- [PROBLEM STATEMENT] Below are records; copy every line among them that contains the word "mode".

INFORMATION: Begin

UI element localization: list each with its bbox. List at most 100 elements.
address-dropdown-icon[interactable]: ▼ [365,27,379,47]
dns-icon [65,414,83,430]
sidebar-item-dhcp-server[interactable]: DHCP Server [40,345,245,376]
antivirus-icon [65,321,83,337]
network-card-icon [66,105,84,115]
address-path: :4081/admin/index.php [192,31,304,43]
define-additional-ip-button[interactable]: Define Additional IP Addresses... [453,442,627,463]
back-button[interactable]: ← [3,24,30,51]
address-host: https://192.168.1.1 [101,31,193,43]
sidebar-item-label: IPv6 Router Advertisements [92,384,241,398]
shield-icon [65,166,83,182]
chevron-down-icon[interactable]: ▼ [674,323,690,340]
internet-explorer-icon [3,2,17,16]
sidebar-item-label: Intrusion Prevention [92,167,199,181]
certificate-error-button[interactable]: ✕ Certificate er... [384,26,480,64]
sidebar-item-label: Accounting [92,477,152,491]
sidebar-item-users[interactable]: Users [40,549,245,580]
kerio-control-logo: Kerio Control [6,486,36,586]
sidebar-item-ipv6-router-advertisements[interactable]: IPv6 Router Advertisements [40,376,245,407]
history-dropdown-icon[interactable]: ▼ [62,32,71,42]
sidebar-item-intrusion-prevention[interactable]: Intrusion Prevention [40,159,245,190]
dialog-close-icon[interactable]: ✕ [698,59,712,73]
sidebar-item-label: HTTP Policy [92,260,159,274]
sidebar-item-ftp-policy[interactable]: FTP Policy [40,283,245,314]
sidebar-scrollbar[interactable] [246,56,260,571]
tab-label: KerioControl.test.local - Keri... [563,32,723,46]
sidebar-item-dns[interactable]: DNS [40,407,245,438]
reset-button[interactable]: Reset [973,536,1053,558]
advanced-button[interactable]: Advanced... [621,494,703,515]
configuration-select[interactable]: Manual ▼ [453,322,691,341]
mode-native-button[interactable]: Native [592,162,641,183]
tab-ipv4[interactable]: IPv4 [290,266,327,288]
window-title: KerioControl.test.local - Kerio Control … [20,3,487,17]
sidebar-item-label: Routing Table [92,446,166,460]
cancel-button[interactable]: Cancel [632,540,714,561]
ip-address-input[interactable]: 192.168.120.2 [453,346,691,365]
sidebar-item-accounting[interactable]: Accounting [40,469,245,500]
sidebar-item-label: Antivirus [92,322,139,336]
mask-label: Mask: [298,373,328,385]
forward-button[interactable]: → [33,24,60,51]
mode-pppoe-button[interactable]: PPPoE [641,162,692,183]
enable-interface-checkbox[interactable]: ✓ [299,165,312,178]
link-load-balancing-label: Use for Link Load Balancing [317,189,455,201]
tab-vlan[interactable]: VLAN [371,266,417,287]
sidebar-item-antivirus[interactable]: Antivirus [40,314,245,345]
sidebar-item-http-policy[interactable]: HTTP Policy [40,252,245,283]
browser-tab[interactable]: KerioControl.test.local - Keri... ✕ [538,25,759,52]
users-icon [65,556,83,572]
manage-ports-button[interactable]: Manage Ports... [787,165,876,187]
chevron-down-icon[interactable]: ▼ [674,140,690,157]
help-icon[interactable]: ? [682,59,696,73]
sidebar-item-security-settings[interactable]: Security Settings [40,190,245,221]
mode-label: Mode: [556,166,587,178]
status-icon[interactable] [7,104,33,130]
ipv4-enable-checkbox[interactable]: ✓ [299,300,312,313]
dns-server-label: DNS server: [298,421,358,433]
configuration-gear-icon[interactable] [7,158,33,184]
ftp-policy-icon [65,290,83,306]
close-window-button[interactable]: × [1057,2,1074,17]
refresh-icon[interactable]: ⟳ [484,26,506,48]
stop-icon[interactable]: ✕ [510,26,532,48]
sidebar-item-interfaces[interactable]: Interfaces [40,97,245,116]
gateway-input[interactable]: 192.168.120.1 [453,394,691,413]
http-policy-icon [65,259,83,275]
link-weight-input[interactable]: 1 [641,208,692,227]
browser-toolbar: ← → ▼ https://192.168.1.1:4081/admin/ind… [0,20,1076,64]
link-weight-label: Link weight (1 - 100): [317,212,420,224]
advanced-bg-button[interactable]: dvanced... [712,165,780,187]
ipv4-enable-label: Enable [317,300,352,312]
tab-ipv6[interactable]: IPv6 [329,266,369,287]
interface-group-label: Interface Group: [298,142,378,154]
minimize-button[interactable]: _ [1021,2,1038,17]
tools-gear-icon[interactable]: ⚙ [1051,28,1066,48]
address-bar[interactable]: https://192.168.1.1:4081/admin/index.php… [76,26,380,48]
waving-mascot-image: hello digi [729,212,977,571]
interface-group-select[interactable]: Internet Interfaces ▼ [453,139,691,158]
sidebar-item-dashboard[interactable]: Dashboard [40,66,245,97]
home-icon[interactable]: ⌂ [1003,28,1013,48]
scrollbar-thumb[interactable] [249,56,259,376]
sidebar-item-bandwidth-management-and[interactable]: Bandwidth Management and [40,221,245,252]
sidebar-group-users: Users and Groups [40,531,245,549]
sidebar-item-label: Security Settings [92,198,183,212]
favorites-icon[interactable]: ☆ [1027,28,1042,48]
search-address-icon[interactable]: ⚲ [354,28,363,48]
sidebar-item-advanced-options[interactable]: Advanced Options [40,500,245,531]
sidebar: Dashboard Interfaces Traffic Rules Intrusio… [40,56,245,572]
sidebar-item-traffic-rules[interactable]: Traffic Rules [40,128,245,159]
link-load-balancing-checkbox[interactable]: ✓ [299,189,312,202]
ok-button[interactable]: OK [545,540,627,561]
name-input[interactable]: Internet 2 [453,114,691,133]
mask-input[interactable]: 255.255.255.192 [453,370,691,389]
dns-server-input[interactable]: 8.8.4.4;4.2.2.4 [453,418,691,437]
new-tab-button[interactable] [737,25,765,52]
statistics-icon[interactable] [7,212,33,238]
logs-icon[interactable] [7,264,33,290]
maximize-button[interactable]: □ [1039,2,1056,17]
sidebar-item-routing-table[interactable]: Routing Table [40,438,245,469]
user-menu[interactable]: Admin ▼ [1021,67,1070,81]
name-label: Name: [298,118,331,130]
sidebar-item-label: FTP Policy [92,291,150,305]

INFORMATION: End

- [OUTPUT BELOW]
mode-native-button[interactable]: Native [592,162,641,183]
mode-pppoe-button[interactable]: PPPoE [641,162,692,183]
mode-label: Mode: [556,166,587,178]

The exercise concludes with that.